# Start of Material shown
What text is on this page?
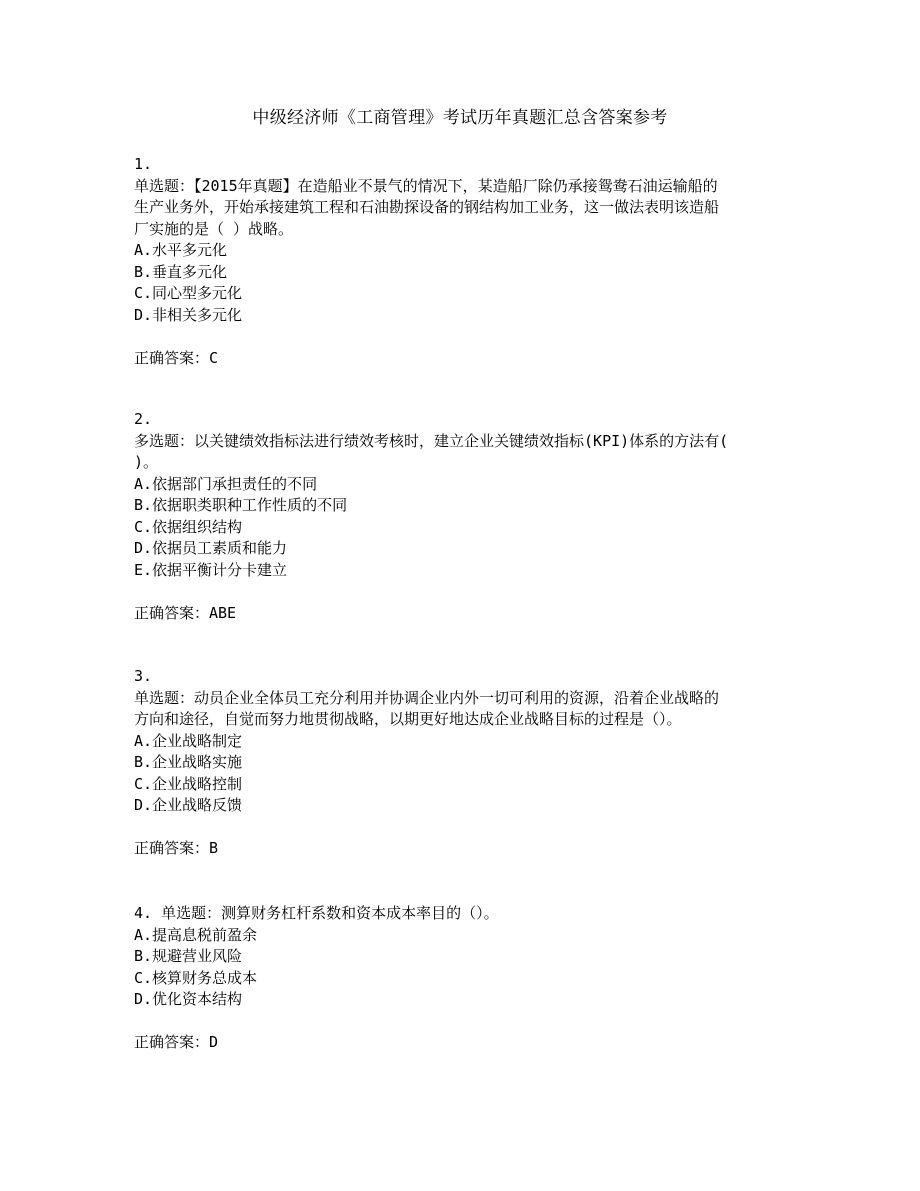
中级经济师《工商管理》考试历年真题汇总含答案参考
1.
单选题：【2015年真题】在造船业不景气的情况下，某造船厂除仍承接鸳鸯石油运输船的
生产业务外，开始承接建筑工程和石油勘探设备的钢结构加工业务，这一做法表明该造船
厂实施的是（ ）战略。
A.水平多元化
B.垂直多元化
C.同心型多元化
D.非相关多元化
正确答案：C
2.
多选题：以关键绩效指标法进行绩效考核时，建立企业关键绩效指标(KPI)体系的方法有(
)。
A.依据部门承担责任的不同
B.依据职类职种工作性质的不同
C.依据组织结构
D.依据员工素质和能力
E.依据平衡计分卡建立
正确答案：ABE
3.
单选题：动员企业全体员工充分利用并协调企业内外一切可利用的资源，沿着企业战略的
方向和途径，自觉而努力地贯彻战略，以期更好地达成企业战略目标的过程是（）。
A.企业战略制定
B.企业战略实施
C.企业战略控制
D.企业战略反馈
正确答案：B
4. 单选题：测算财务杠杆系数和资本成本率目的（）。
A.提高息税前盈余
B.规避营业风险
C.核算财务总成本
D.优化资本结构
正确答案：D
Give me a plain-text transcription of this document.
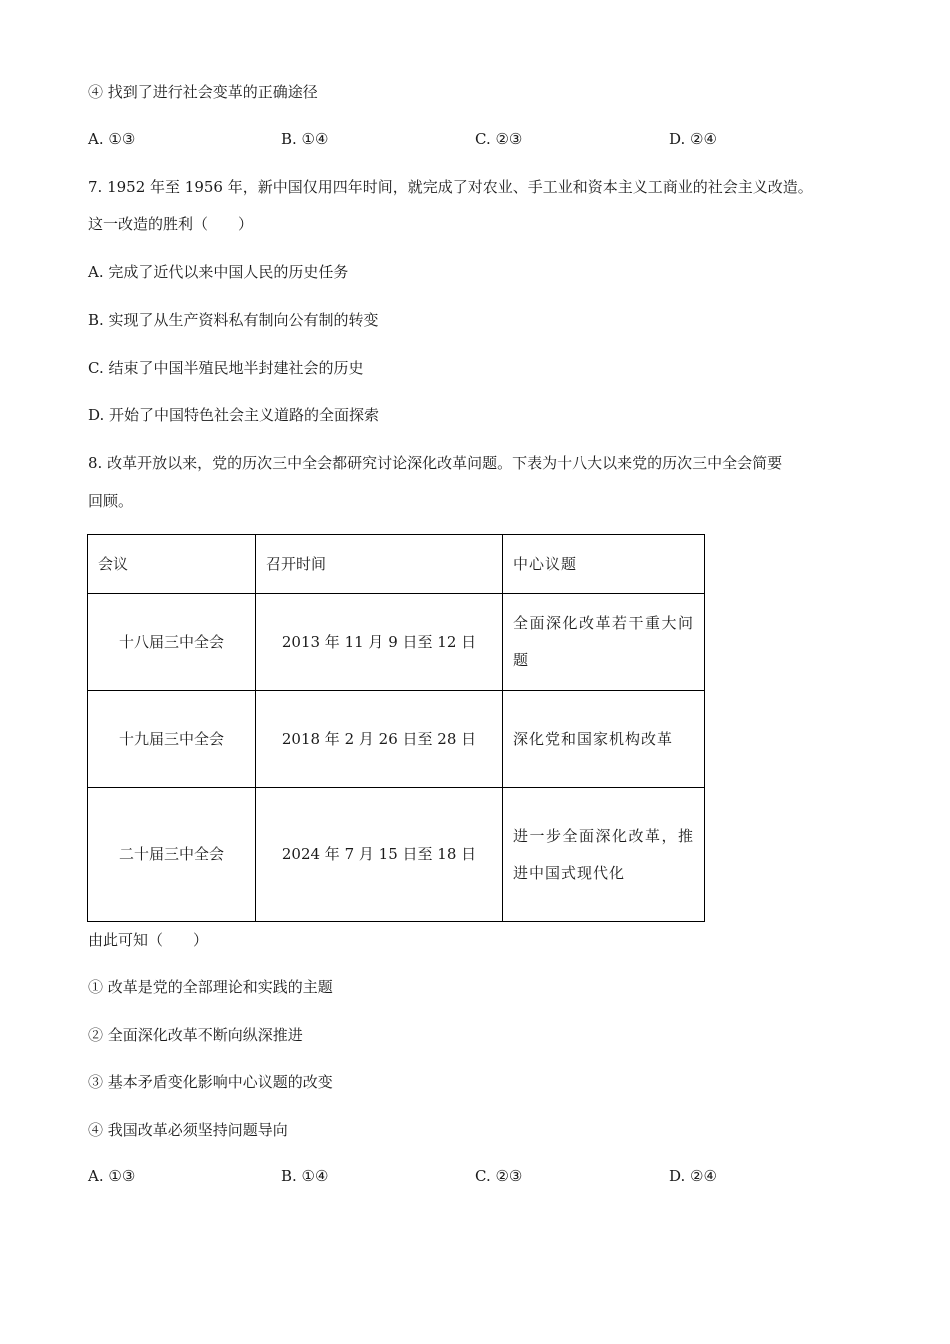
④ 找到了进行社会变革的正确途径
A. ①③	B. ①④	C. ②③	D. ②④
7. 1952 年至 1956 年，新中国仅用四年时间，就完成了对农业、手工业和资本主义工商业的社会主义改造。
这一改造的胜利（　　）
A. 完成了近代以来中国人民的历史任务
B. 实现了从生产资料私有制向公有制的转变
C. 结束了中国半殖民地半封建社会的历史
D. 开始了中国特色社会主义道路的全面探索
8. 改革开放以来，党的历次三中全会都研究讨论深化改革问题。下表为十八大以来党的历次三中全会简要
回顾。
会议	召开时间	中心议题
十八届三中全会	2013 年 11 月 9 日至 12 日	全面深化改革若干重大问题
十九届三中全会	2018 年 2 月 26 日至 28 日	深化党和国家机构改革
二十届三中全会	2024 年 7 月 15 日至 18 日	进一步全面深化改革，推进中国式现代化
由此可知（　　）
① 改革是党的全部理论和实践的主题
② 全面深化改革不断向纵深推进
③ 基本矛盾变化影响中心议题的改变
④ 我国改革必须坚持问题导向
A. ①③	B. ①④	C. ②③	D. ②④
# End of Material shown
• [Task to carry out]
Take each line containing the string "text" and copy it out.

• [Answer below]
What text is on this page?
Give me a plain-text transcription of this document.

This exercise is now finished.